[Dataset records]

____________

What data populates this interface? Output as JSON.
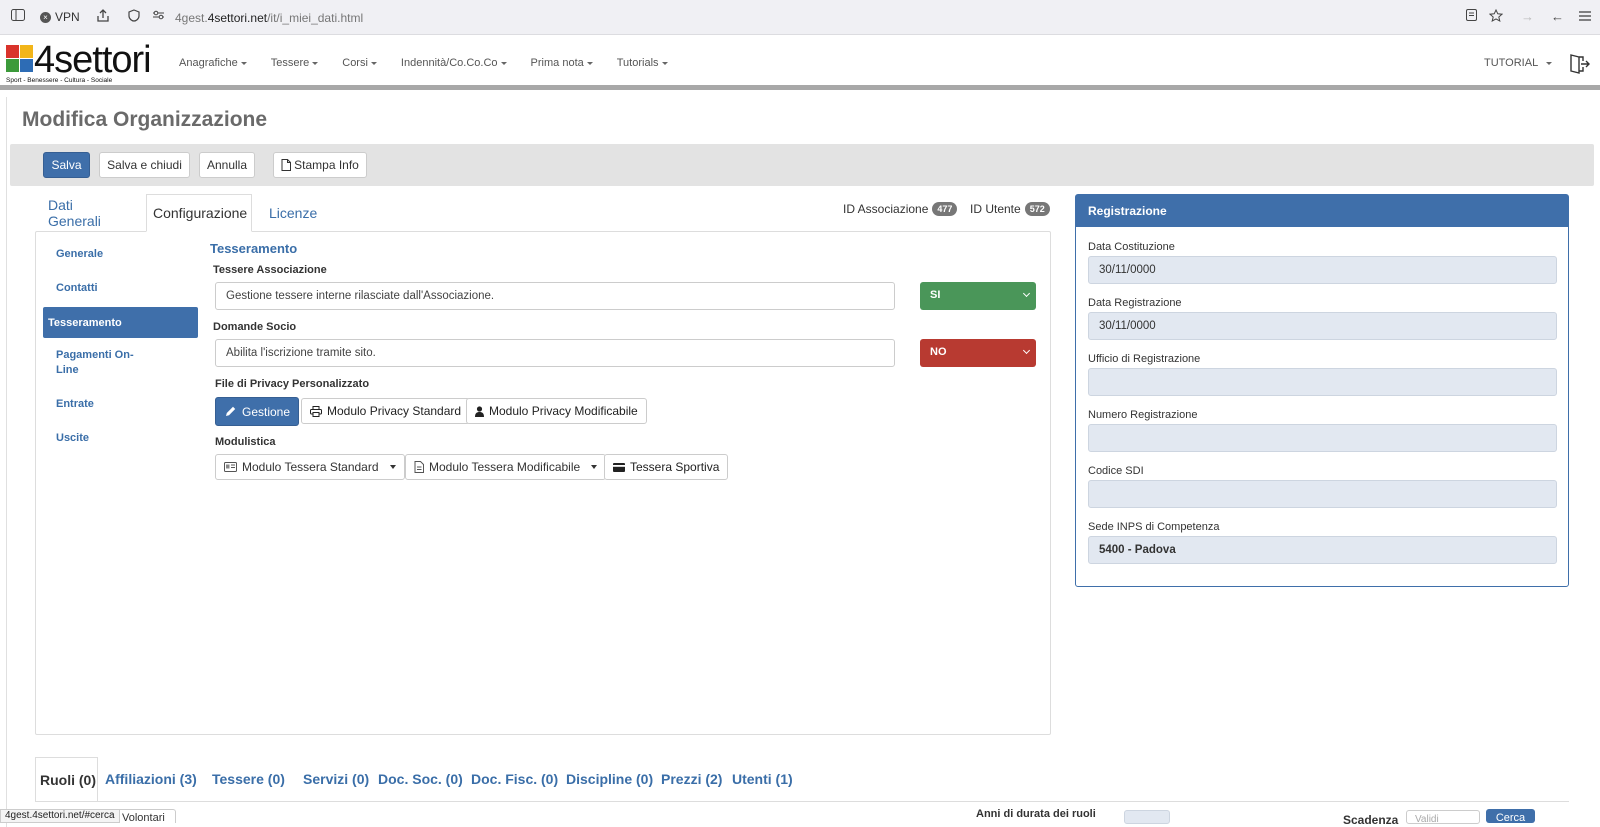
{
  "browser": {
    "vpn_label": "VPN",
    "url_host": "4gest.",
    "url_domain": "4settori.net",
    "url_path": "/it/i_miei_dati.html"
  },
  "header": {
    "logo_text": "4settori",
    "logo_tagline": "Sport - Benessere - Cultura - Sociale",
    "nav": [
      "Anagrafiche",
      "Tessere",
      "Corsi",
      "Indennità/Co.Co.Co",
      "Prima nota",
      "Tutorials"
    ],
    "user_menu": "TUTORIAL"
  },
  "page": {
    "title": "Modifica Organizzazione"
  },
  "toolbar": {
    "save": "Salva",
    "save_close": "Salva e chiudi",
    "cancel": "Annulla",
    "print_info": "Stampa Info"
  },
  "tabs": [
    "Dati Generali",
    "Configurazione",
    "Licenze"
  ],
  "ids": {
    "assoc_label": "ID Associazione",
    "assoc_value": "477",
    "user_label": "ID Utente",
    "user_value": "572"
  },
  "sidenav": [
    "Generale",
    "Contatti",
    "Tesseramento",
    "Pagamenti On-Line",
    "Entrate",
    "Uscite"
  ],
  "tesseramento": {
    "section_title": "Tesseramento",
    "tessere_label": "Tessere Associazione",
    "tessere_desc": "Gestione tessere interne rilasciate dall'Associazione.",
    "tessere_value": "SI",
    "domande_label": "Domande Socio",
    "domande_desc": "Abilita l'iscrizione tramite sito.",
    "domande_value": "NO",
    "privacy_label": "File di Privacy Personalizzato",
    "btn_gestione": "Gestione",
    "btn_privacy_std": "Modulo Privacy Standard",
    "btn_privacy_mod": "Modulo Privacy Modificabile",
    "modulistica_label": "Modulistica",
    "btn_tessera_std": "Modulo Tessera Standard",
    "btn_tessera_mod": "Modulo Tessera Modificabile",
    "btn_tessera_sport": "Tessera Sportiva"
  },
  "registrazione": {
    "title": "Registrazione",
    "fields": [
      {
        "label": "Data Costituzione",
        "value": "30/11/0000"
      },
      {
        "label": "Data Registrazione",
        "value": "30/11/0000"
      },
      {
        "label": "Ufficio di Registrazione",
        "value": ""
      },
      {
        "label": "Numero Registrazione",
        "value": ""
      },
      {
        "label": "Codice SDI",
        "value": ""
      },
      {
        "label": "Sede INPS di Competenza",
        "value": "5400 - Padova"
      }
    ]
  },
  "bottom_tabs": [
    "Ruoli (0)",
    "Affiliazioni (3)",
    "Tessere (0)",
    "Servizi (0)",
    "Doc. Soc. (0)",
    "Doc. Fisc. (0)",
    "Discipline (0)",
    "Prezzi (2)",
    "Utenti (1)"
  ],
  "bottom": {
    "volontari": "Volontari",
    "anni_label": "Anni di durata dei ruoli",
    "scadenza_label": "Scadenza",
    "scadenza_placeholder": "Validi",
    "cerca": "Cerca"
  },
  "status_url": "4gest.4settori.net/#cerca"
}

____________

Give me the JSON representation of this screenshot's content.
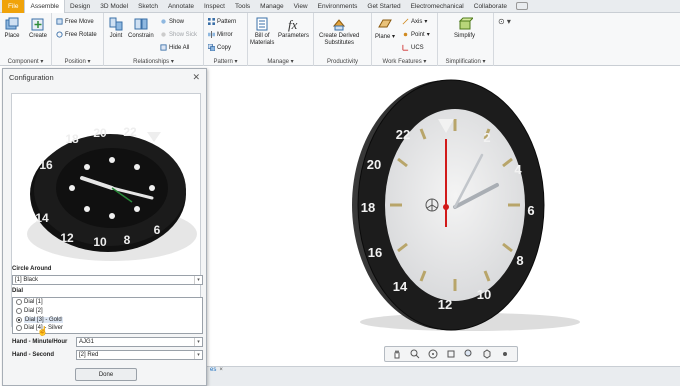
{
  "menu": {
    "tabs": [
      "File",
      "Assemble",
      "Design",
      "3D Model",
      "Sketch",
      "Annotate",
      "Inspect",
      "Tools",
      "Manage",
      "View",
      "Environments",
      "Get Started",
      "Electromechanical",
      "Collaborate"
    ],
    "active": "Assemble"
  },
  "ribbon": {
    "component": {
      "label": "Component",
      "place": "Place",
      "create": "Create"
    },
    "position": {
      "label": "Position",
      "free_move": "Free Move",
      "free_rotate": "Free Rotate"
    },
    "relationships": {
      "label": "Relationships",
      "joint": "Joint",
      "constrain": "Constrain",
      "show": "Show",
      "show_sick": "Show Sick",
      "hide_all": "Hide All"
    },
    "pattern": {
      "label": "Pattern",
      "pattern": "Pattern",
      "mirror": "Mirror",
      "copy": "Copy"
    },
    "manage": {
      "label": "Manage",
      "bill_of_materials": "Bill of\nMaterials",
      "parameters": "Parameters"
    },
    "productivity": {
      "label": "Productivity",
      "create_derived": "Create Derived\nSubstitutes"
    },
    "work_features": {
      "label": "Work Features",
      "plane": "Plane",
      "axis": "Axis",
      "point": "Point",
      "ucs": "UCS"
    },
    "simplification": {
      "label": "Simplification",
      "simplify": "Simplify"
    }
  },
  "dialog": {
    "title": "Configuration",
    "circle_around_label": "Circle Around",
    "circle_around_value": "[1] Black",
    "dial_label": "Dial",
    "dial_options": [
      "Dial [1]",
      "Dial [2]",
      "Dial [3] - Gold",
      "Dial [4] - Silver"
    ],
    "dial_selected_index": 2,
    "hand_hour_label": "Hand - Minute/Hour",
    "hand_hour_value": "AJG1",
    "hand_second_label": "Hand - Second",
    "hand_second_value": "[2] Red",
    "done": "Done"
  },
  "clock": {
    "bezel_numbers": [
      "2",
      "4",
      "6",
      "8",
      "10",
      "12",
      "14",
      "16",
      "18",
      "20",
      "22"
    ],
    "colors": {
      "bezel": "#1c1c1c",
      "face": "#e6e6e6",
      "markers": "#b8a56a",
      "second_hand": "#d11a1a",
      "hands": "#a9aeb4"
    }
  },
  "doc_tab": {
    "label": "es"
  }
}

____________

What is required >> Find the string "Create" in the records, then copy each line where it occurs.

Final answer >>
      "create": "Create"
      "create_derived": "Create Derived\nSubstitutes"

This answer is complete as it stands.